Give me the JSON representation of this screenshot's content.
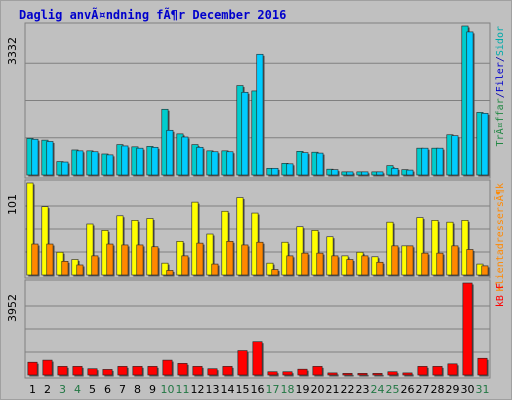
{
  "chart_data": {
    "type": "bar",
    "title": "Daglig anvÃ¤ndning fÃ¶r December 2016",
    "categories": [
      "1",
      "2",
      "3",
      "4",
      "5",
      "6",
      "7",
      "8",
      "9",
      "10",
      "11",
      "12",
      "13",
      "14",
      "15",
      "16",
      "17",
      "18",
      "19",
      "20",
      "21",
      "22",
      "23",
      "24",
      "25",
      "26",
      "27",
      "28",
      "29",
      "30",
      "31"
    ],
    "weekend_days": [
      "3",
      "4",
      "10",
      "11",
      "17",
      "18",
      "24",
      "25",
      "31"
    ],
    "colors": {
      "background": "#c0c0c0",
      "frame": "#808080",
      "grid": "#808080",
      "weekday_label": "#000000",
      "weekend_label": "#227744",
      "title": "#0000cc"
    },
    "panels": [
      {
        "id": "hits",
        "y_max_label": "3332",
        "ylim": [
          0,
          3332
        ],
        "legend": [
          {
            "text": "TrÃ¤ffar",
            "color": "#228844"
          },
          {
            "text": "/",
            "color": "#0000aa"
          },
          {
            "text": "Filer",
            "color": "#0000cc"
          },
          {
            "text": "/",
            "color": "#0000aa"
          },
          {
            "text": "Sidor",
            "color": "#00aaaa"
          }
        ],
        "series": [
          {
            "name": "TrÃ¤ffar",
            "color": "#00cccc",
            "values": [
              820,
              780,
              300,
              560,
              540,
              470,
              680,
              630,
              640,
              1470,
              920,
              680,
              540,
              540,
              2000,
              1880,
              150,
              260,
              530,
              510,
              130,
              70,
              70,
              70,
              210,
              120,
              600,
              600,
              900,
              3332,
              1400
            ]
          },
          {
            "name": "Filer",
            "color": "#00ccff",
            "values": [
              800,
              750,
              290,
              540,
              520,
              450,
              650,
              600,
              620,
              1000,
              850,
              620,
              520,
              520,
              1850,
              2700,
              150,
              250,
              500,
              490,
              120,
              70,
              70,
              70,
              150,
              110,
              600,
              600,
              880,
              3200,
              1380
            ]
          }
        ]
      },
      {
        "id": "visits",
        "y_max_label": "101",
        "ylim": [
          0,
          101
        ],
        "legend": [
          {
            "text": "KlientadressersÃ¶k",
            "color": "#ff8800"
          }
        ],
        "series": [
          {
            "name": "KlientadressersÃ¶k",
            "color": "#ffff00",
            "values": [
              101,
              75,
              25,
              17,
              56,
              49,
              65,
              60,
              62,
              13,
              37,
              80,
              45,
              70,
              85,
              68,
              13,
              36,
              53,
              49,
              42,
              21,
              25,
              20,
              58,
              32,
              63,
              60,
              58,
              60,
              12
            ]
          },
          {
            "name": "",
            "color": "#ff8800",
            "values": [
              34,
              34,
              15,
              11,
              21,
              34,
              33,
              33,
              31,
              5,
              21,
              35,
              12,
              37,
              33,
              36,
              6,
              21,
              24,
              24,
              21,
              17,
              21,
              14,
              32,
              32,
              24,
              24,
              32,
              28,
              10
            ]
          }
        ]
      },
      {
        "id": "kb",
        "y_max_label": "3952",
        "ylim": [
          0,
          3952
        ],
        "legend": [
          {
            "text": "kB F",
            "color": "#ff0000"
          }
        ],
        "series": [
          {
            "name": "kB F",
            "color": "#ff0000",
            "values": [
              550,
              640,
              370,
              370,
              270,
              240,
              370,
              370,
              370,
              640,
              500,
              370,
              270,
              370,
              1050,
              1430,
              140,
              140,
              250,
              370,
              90,
              70,
              70,
              70,
              140,
              90,
              370,
              370,
              480,
              3952,
              720
            ]
          }
        ]
      }
    ]
  }
}
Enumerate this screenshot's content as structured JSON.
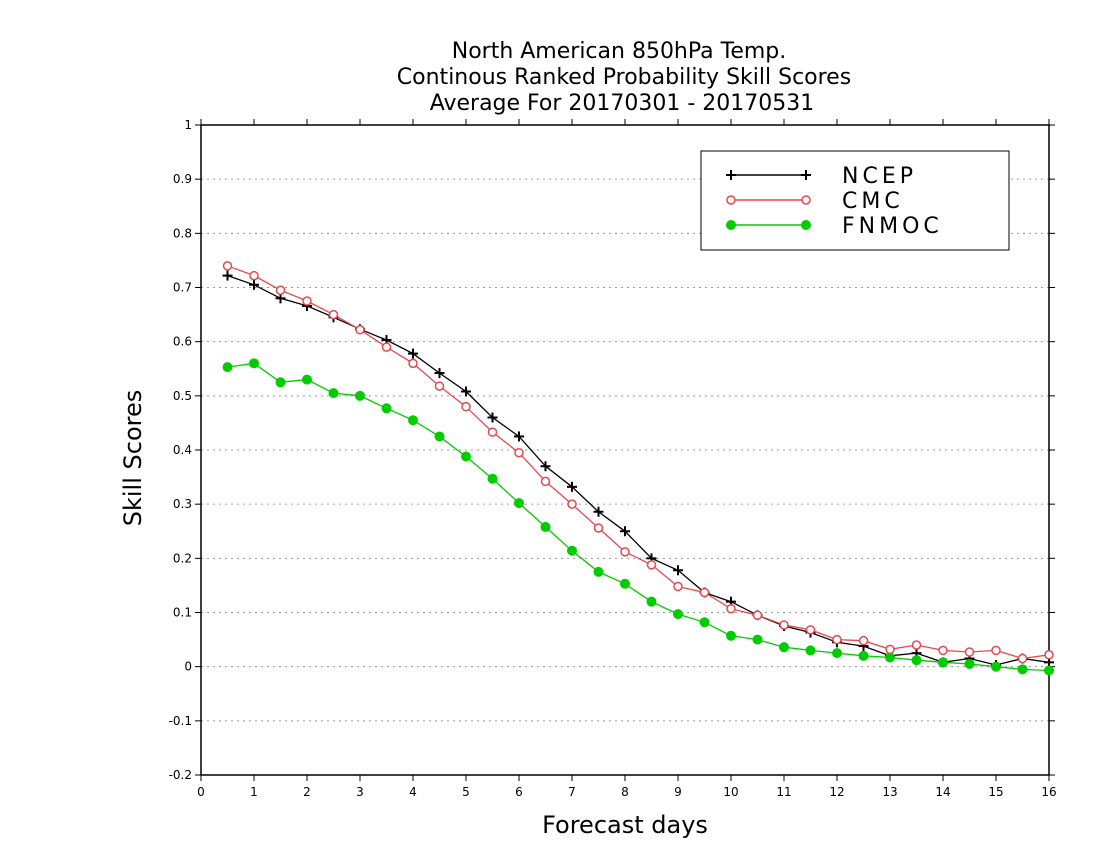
{
  "chart_data": {
    "type": "line",
    "title_lines": [
      "North American 850hPa Temp.",
      "Continous Ranked Probability Skill Scores",
      "Average For 20170301 - 20170531"
    ],
    "xlabel": "Forecast days",
    "ylabel": "Skill Scores",
    "xlim": [
      0,
      16
    ],
    "ylim": [
      -0.2,
      1
    ],
    "x_ticks": [
      "0",
      "1",
      "2",
      "3",
      "4",
      "5",
      "6",
      "7",
      "8",
      "9",
      "10",
      "11",
      "12",
      "13",
      "14",
      "15",
      "16"
    ],
    "y_ticks": [
      "-0.2",
      "-0.1",
      "0",
      "0.1",
      "0.2",
      "0.3",
      "0.4",
      "0.5",
      "0.6",
      "0.7",
      "0.8",
      "0.9",
      "1"
    ],
    "grid": "horizontal-dotted",
    "legend_position": "top-right",
    "x": [
      0.5,
      1,
      1.5,
      2,
      2.5,
      3,
      3.5,
      4,
      4.5,
      5,
      5.5,
      6,
      6.5,
      7,
      7.5,
      8,
      8.5,
      9,
      9.5,
      10,
      10.5,
      11,
      11.5,
      12,
      12.5,
      13,
      13.5,
      14,
      14.5,
      15,
      15.5,
      16
    ],
    "series": [
      {
        "name": "NCEP",
        "color": "#000000",
        "marker": "plus",
        "values": [
          0.722,
          0.705,
          0.68,
          0.666,
          0.645,
          0.623,
          0.603,
          0.578,
          0.542,
          0.508,
          0.46,
          0.425,
          0.37,
          0.332,
          0.286,
          0.25,
          0.2,
          0.178,
          0.137,
          0.12,
          0.095,
          0.075,
          0.063,
          0.045,
          0.038,
          0.02,
          0.025,
          0.008,
          0.015,
          0.003,
          0.015,
          0.008
        ]
      },
      {
        "name": "CMC",
        "color": "#e8474e",
        "marker": "open-circle",
        "values": [
          0.74,
          0.722,
          0.695,
          0.675,
          0.65,
          0.622,
          0.59,
          0.56,
          0.518,
          0.48,
          0.433,
          0.395,
          0.342,
          0.3,
          0.256,
          0.212,
          0.188,
          0.148,
          0.137,
          0.107,
          0.095,
          0.077,
          0.068,
          0.05,
          0.048,
          0.032,
          0.04,
          0.03,
          0.027,
          0.03,
          0.015,
          0.022
        ]
      },
      {
        "name": "FNMOC",
        "color": "#00cc00",
        "marker": "filled-circle",
        "values": [
          0.553,
          0.56,
          0.525,
          0.53,
          0.505,
          0.5,
          0.477,
          0.455,
          0.425,
          0.388,
          0.347,
          0.302,
          0.258,
          0.214,
          0.175,
          0.153,
          0.12,
          0.097,
          0.082,
          0.057,
          0.05,
          0.036,
          0.03,
          0.025,
          0.02,
          0.017,
          0.012,
          0.008,
          0.005,
          0.0,
          -0.005,
          -0.007
        ]
      }
    ]
  }
}
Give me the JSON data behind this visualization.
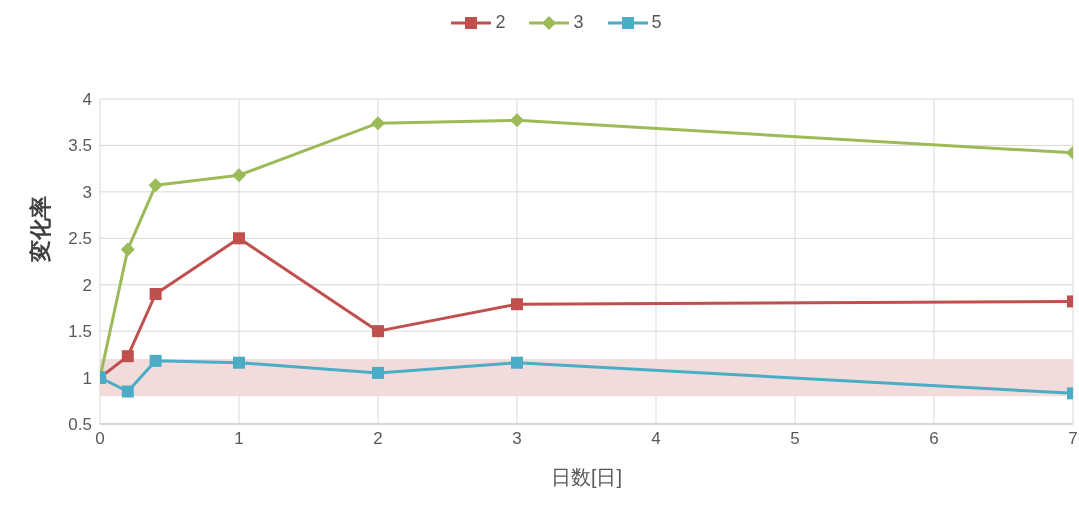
{
  "chart_data": {
    "type": "line",
    "xlabel": "日数[日]",
    "ylabel": "変化率",
    "x": [
      0,
      0.2,
      0.4,
      1,
      2,
      3,
      7
    ],
    "series": [
      {
        "name": "2",
        "color": "#c0504d",
        "marker": "square",
        "values": [
          1.0,
          1.23,
          1.9,
          2.5,
          1.5,
          1.79,
          1.82
        ]
      },
      {
        "name": "3",
        "color": "#9bbb59",
        "marker": "diamond",
        "values": [
          1.0,
          2.38,
          3.07,
          3.18,
          3.74,
          3.77,
          3.42
        ]
      },
      {
        "name": "5",
        "color": "#4bacc6",
        "marker": "square",
        "values": [
          1.0,
          0.85,
          1.18,
          1.16,
          1.05,
          1.16,
          0.83
        ]
      }
    ],
    "xlim": [
      0,
      7
    ],
    "xticks": [
      0,
      1,
      2,
      3,
      4,
      5,
      6,
      7
    ],
    "ylim": [
      0.5,
      4
    ],
    "yticks": [
      0.5,
      1,
      1.5,
      2,
      2.5,
      3,
      3.5,
      4
    ],
    "grid": true,
    "legend": "top",
    "bands": [
      {
        "axis": "y",
        "from": 0.8,
        "to": 1.2,
        "color": "#f2dcdb"
      }
    ]
  }
}
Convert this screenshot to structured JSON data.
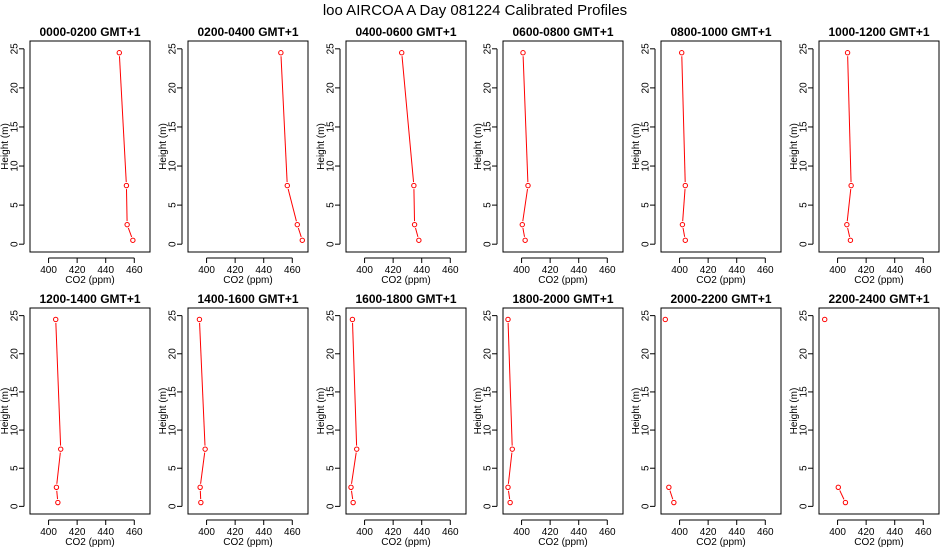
{
  "title": "loo AIRCOA A  Day 081224  Calibrated Profiles",
  "colors": {
    "profile": "#ff0000",
    "axis": "#000000",
    "background": "#ffffff"
  },
  "chart_data": {
    "type": "line",
    "xlabel": "CO2 (ppm)",
    "ylabel": "Height (m)",
    "xlim": [
      387,
      471
    ],
    "ylim": [
      -1,
      26
    ],
    "xticks": [
      400,
      420,
      440,
      460
    ],
    "yticks": [
      0,
      5,
      10,
      15,
      20,
      25
    ],
    "heights": [
      24.5,
      7.5,
      2.5,
      0.5
    ],
    "panels": [
      {
        "title": "0000-0200 GMT+1",
        "co2": [
          449.5,
          454.5,
          455.0,
          459.0
        ]
      },
      {
        "title": "0200-0400 GMT+1",
        "co2": [
          452.0,
          456.5,
          463.5,
          467.0
        ]
      },
      {
        "title": "0400-0600 GMT+1",
        "co2": [
          426.0,
          434.5,
          435.0,
          438.0
        ]
      },
      {
        "title": "0600-0800 GMT+1",
        "co2": [
          401.0,
          404.5,
          400.5,
          402.5
        ]
      },
      {
        "title": "0800-1000 GMT+1",
        "co2": [
          401.5,
          404.0,
          402.0,
          404.0
        ]
      },
      {
        "title": "1000-1200 GMT+1",
        "co2": [
          407.0,
          409.5,
          406.5,
          409.0
        ]
      },
      {
        "title": "1200-1400 GMT+1",
        "co2": [
          405.0,
          408.5,
          405.5,
          406.5
        ]
      },
      {
        "title": "1400-1600 GMT+1",
        "co2": [
          395.0,
          399.0,
          395.5,
          396.0
        ]
      },
      {
        "title": "1600-1800 GMT+1",
        "co2": [
          391.5,
          394.5,
          390.5,
          392.0
        ]
      },
      {
        "title": "1800-2000 GMT+1",
        "co2": [
          390.5,
          393.5,
          390.5,
          392.0
        ]
      },
      {
        "title": "2000-2200 GMT+1",
        "co2": [
          390.0,
          null,
          392.5,
          396.0
        ]
      },
      {
        "title": "2200-2400 GMT+1",
        "co2": [
          391.0,
          null,
          400.5,
          405.5
        ]
      }
    ]
  }
}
● ● ● ● ● ● ●
Only lines that contain the word "JSON" are wanted; copy each of them.

### RESPONSE
Give me the JSON representation of this screenshot's content.
Enumerate this screenshot's content as structured JSON.
Give me the JSON data behind this visualization.
Convert this screenshot to structured JSON data.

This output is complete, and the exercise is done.